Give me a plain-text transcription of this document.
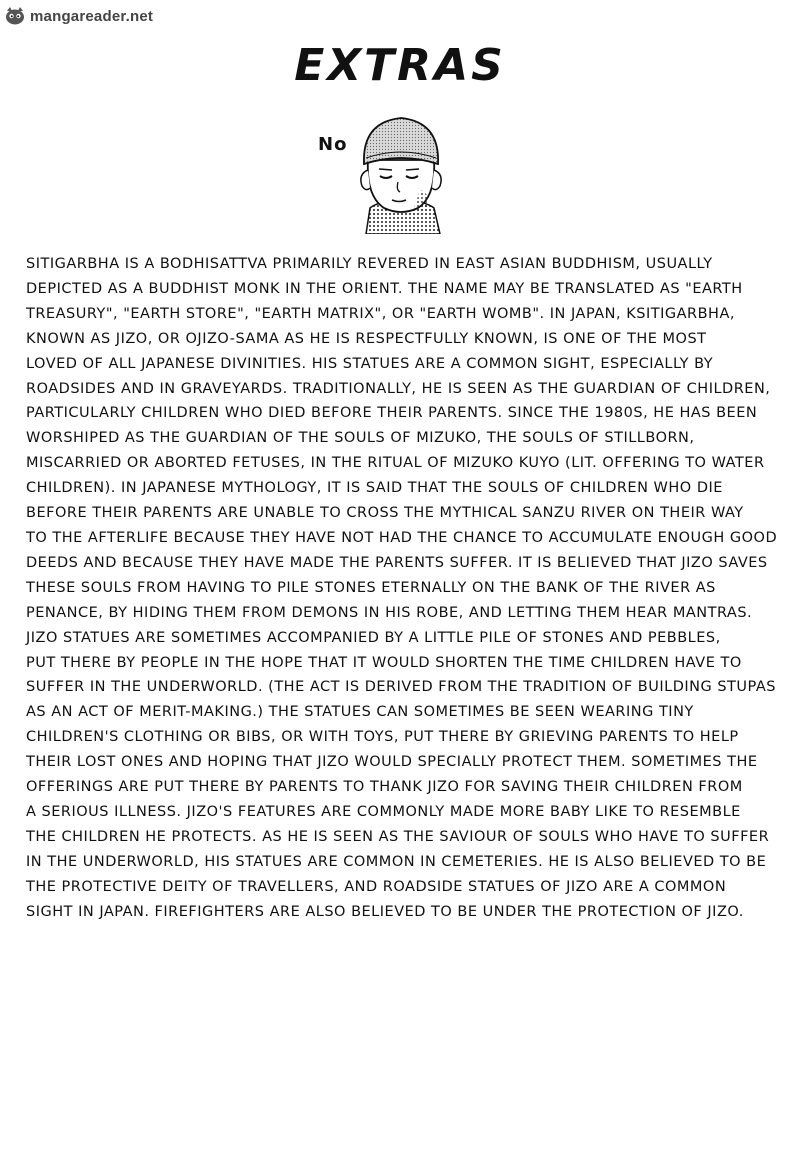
mangareader.net
EXTRAS
No

SITIGARBHA IS A BODHISATTVA PRIMARILY REVERED IN EAST ASIAN BUDDHISM, USUALLY
DEPICTED AS A BUDDHIST MONK IN THE ORIENT. THE NAME MAY BE TRANSLATED AS "EARTH
TREASURY", "EARTH STORE", "EARTH MATRIX", OR "EARTH WOMB". IN JAPAN, KSITIGARBHA,
KNOWN AS JIZO, OR OJIZO-SAMA AS HE IS RESPECTFULLY KNOWN, IS ONE OF THE MOST
LOVED OF ALL JAPANESE DIVINITIES. HIS STATUES ARE A COMMON SIGHT, ESPECIALLY BY
ROADSIDES AND IN GRAVEYARDS. TRADITIONALLY, HE IS SEEN AS THE GUARDIAN OF CHILDREN,
PARTICULARLY CHILDREN WHO DIED BEFORE THEIR PARENTS. SINCE THE 1980S, HE HAS BEEN
WORSHIPED AS THE GUARDIAN OF THE SOULS OF MIZUKO, THE SOULS OF STILLBORN,
MISCARRIED OR ABORTED FETUSES, IN THE RITUAL OF MIZUKO KUYO (LIT. OFFERING TO WATER
CHILDREN). IN JAPANESE MYTHOLOGY, IT IS SAID THAT THE SOULS OF CHILDREN WHO DIE
BEFORE THEIR PARENTS ARE UNABLE TO CROSS THE MYTHICAL SANZU RIVER ON THEIR WAY
TO THE AFTERLIFE BECAUSE THEY HAVE NOT HAD THE CHANCE TO ACCUMULATE ENOUGH GOOD
DEEDS AND BECAUSE THEY HAVE MADE THE PARENTS SUFFER. IT IS BELIEVED THAT JIZO SAVES
THESE SOULS FROM HAVING TO PILE STONES ETERNALLY ON THE BANK OF THE RIVER AS
PENANCE, BY HIDING THEM FROM DEMONS IN HIS ROBE, AND LETTING THEM HEAR MANTRAS.
JIZO STATUES ARE SOMETIMES ACCOMPANIED BY A LITTLE PILE OF STONES AND PEBBLES,
PUT THERE BY PEOPLE IN THE HOPE THAT IT WOULD SHORTEN THE TIME CHILDREN HAVE TO
SUFFER IN THE UNDERWORLD. (THE ACT IS DERIVED FROM THE TRADITION OF BUILDING STUPAS
AS AN ACT OF MERIT-MAKING.) THE STATUES CAN SOMETIMES BE SEEN WEARING TINY
CHILDREN'S CLOTHING OR BIBS, OR WITH TOYS, PUT THERE BY GRIEVING PARENTS TO HELP
THEIR LOST ONES AND HOPING THAT JIZO WOULD SPECIALLY PROTECT THEM. SOMETIMES THE
OFFERINGS ARE PUT THERE BY PARENTS TO THANK JIZO FOR SAVING THEIR CHILDREN FROM
A SERIOUS ILLNESS. JIZO'S FEATURES ARE COMMONLY MADE MORE BABY LIKE TO RESEMBLE
THE CHILDREN HE PROTECTS. AS HE IS SEEN AS THE SAVIOUR OF SOULS WHO HAVE TO SUFFER
IN THE UNDERWORLD, HIS STATUES ARE COMMON IN CEMETERIES. HE IS ALSO BELIEVED TO BE
THE PROTECTIVE DEITY OF TRAVELLERS, AND ROADSIDE STATUES OF JIZO ARE A COMMON
SIGHT IN JAPAN. FIREFIGHTERS ARE ALSO BELIEVED TO BE UNDER THE PROTECTION OF JIZO.
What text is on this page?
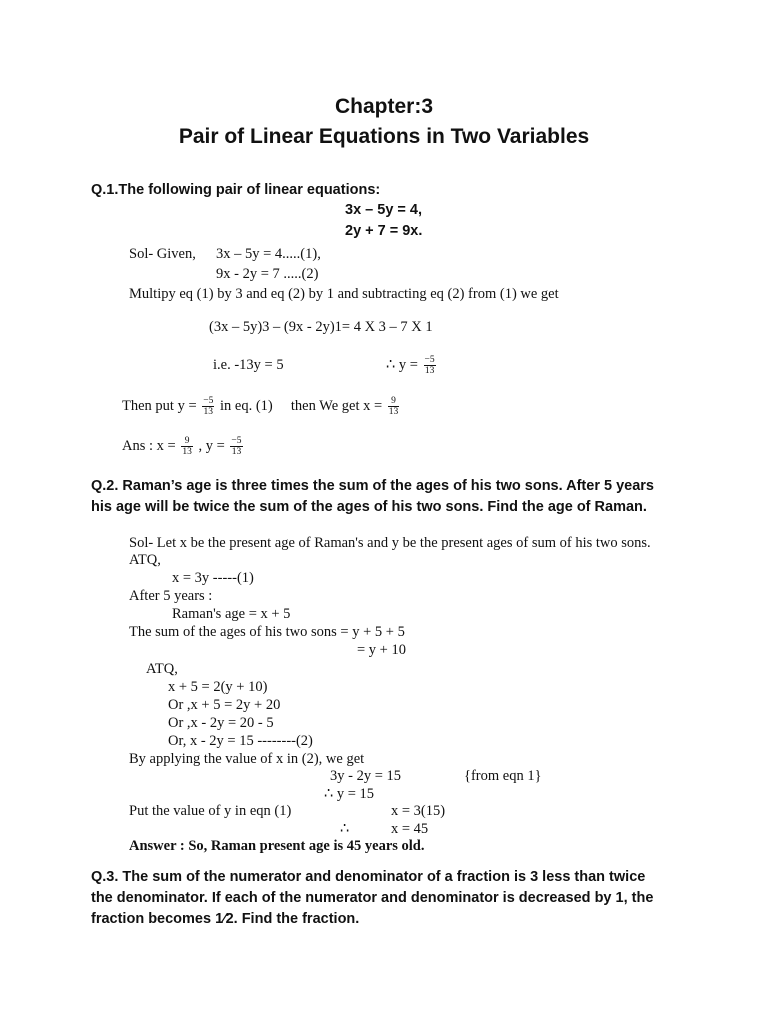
Chapter:3
Pair of Linear Equations in Two Variables
Q.1.The following pair of linear equations:
3x – 5y = 4,
2y + 7 = 9x.
Sol- Given, 3x – 5y = 4.....(1),
9x - 2y = 7 .....(2)
Multipy eq (1) by 3 and eq (2) by 1 and subtracting eq (2) from (1) we get
(3x – 5y)3 – (9x - 2y)1= 4 X 3 – 7 X 1
i.e. -13y = 5	∴ $y = \frac{-5}{13}$
Then put $y = \frac{-5}{13}$ in eq. (1) then We get $x = \frac{9}{13}$
Ans : $x = \frac{9}{13}$ , $y = \frac{-5}{13}$
Q.2. Raman’s age is three times the sum of the ages of his two sons. After 5 years
his age will be twice the sum of the ages of his two sons. Find the age of Raman.
Sol- Let x be the present age of Raman's and y be the present ages of sum of his two sons.
ATQ,
x = 3y -----(1)
After 5 years :
Raman's age = x + 5
The sum of the ages of his two sons = y + 5 + 5
= y + 10
ATQ,
x + 5 = 2(y + 10)
Or ,x + 5 = 2y + 20
Or ,x - 2y = 20 - 5
Or, x - 2y = 15 --------(2)
By applying the value of x in (2), we get
3y - 2y = 15	{from eqn 1}
∴ y = 15
Put the value of y in eqn (1)	x = 3(15)
∴	x = 45
Answer : So, Raman present age is 45 years old.
Q.3. The sum of the numerator and denominator of a fraction is 3 less than twice
the denominator. If each of the numerator and denominator is decreased by 1, the
fraction becomes 1⁄2. Find the fraction.
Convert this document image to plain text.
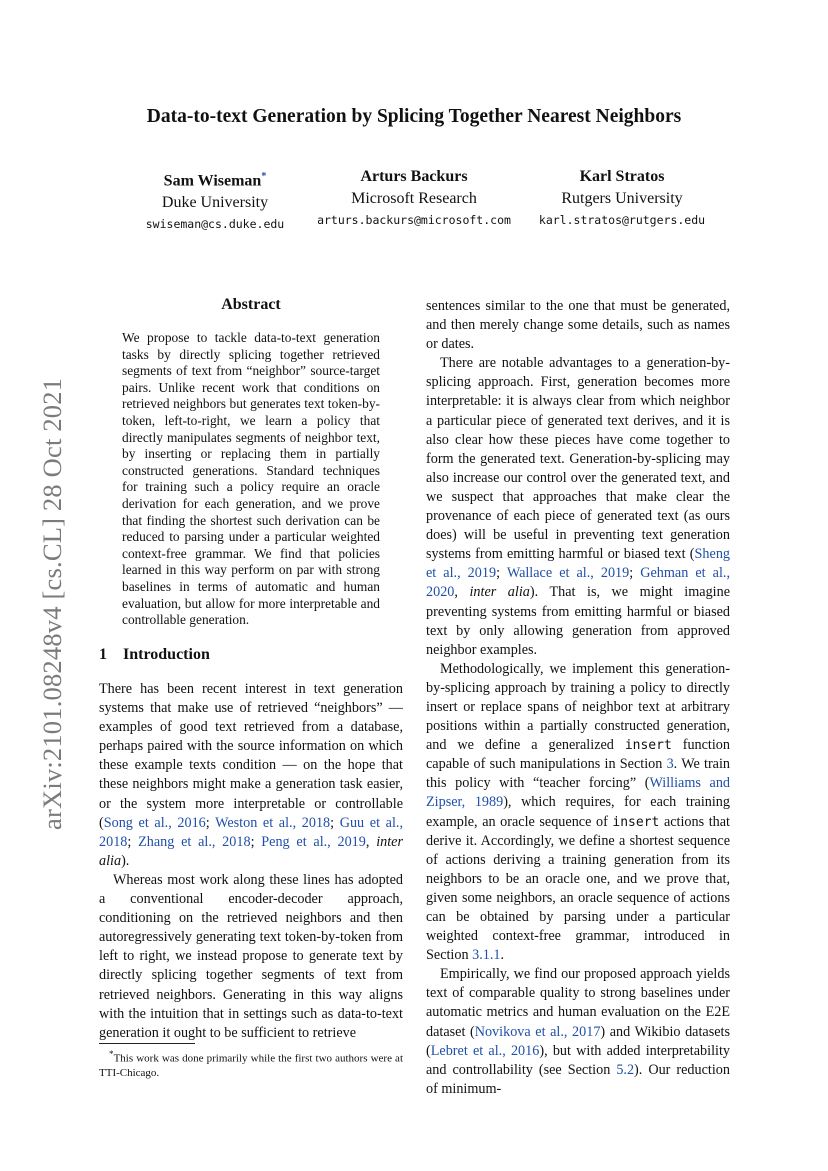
Data-to-text Generation by Splicing Together Nearest Neighbors
Sam Wiseman*
Duke University
swiseman@cs.duke.edu
Arturs Backurs
Microsoft Research
arturs.backurs@microsoft.com
Karl Stratos
Rutgers University
karl.stratos@rutgers.edu
arXiv:2101.08248v4 [cs.CL] 28 Oct 2021
Abstract
We propose to tackle data-to-text generation tasks by directly splicing together retrieved segments of text from “neighbor” source-target pairs. Unlike recent work that conditions on retrieved neighbors but generates text token-by-token, left-to-right, we learn a policy that directly manipulates segments of neighbor text, by inserting or replacing them in partially constructed generations. Standard techniques for training such a policy require an oracle derivation for each generation, and we prove that finding the shortest such derivation can be reduced to parsing under a particular weighted context-free grammar. We find that policies learned in this way perform on par with strong baselines in terms of automatic and human evaluation, but allow for more interpretable and controllable generation.
1 Introduction

There has been recent interest in text generation systems that make use of retrieved “neighbors” — examples of good text retrieved from a database, perhaps paired with the source information on which these example texts condition — on the hope that these neighbors might make a generation task easier, or the system more interpretable or controllable (Song et al., 2016; Weston et al., 2018; Guu et al., 2018; Zhang et al., 2018; Peng et al., 2019, inter alia).

Whereas most work along these lines has adopted a conventional encoder-decoder approach, conditioning on the retrieved neighbors and then autoregressively generating text token-by-token from left to right, we instead propose to generate text by directly splicing together segments of text from retrieved neighbors. Generating in this way aligns with the intuition that in settings such as data-to-text generation it ought to be sufficient to retrieve

*This work was done primarily while the first two authors were at TTI-Chicago.

sentences similar to the one that must be generated, and then merely change some details, such as names or dates.

There are notable advantages to a generation-by-splicing approach. First, generation becomes more interpretable: it is always clear from which neighbor a particular piece of generated text derives, and it is also clear how these pieces have come together to form the generated text. Generation-by-splicing may also increase our control over the generated text, and we suspect that approaches that make clear the provenance of each piece of generated text (as ours does) will be useful in preventing text generation systems from emitting harmful or biased text (Sheng et al., 2019; Wallace et al., 2019; Gehman et al., 2020, inter alia). That is, we might imagine preventing systems from emitting harmful or biased text by only allowing generation from approved neighbor examples.

Methodologically, we implement this generation-by-splicing approach by training a policy to directly insert or replace spans of neighbor text at arbitrary positions within a partially constructed generation, and we define a generalized insert function capable of such manipulations in Section 3. We train this policy with “teacher forcing” (Williams and Zipser, 1989), which requires, for each training example, an oracle sequence of insert actions that derive it. Accordingly, we define a shortest sequence of actions deriving a training generation from its neighbors to be an oracle one, and we prove that, given some neighbors, an oracle sequence of actions can be obtained by parsing under a particular weighted context-free grammar, introduced in Section 3.1.1.

Empirically, we find our proposed approach yields text of comparable quality to strong baselines under automatic metrics and human evaluation on the E2E dataset (Novikova et al., 2017) and Wikibio datasets (Lebret et al., 2016), but with added interpretability and controllability (see Section 5.2). Our reduction of minimum-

--------------------------------------------------

» **Required task**
In the listing, find every line containing the word "PILE" and list it.

» **Exercise result**
THESE SOULS FROM HAVING TO PILE STONES ETERNALLY ON THE BANK OF THE RIVER AS
JIZO STATUES ARE SOMETIMES ACCOMPANIED BY A LITTLE PILE OF STONES AND PEBBLES,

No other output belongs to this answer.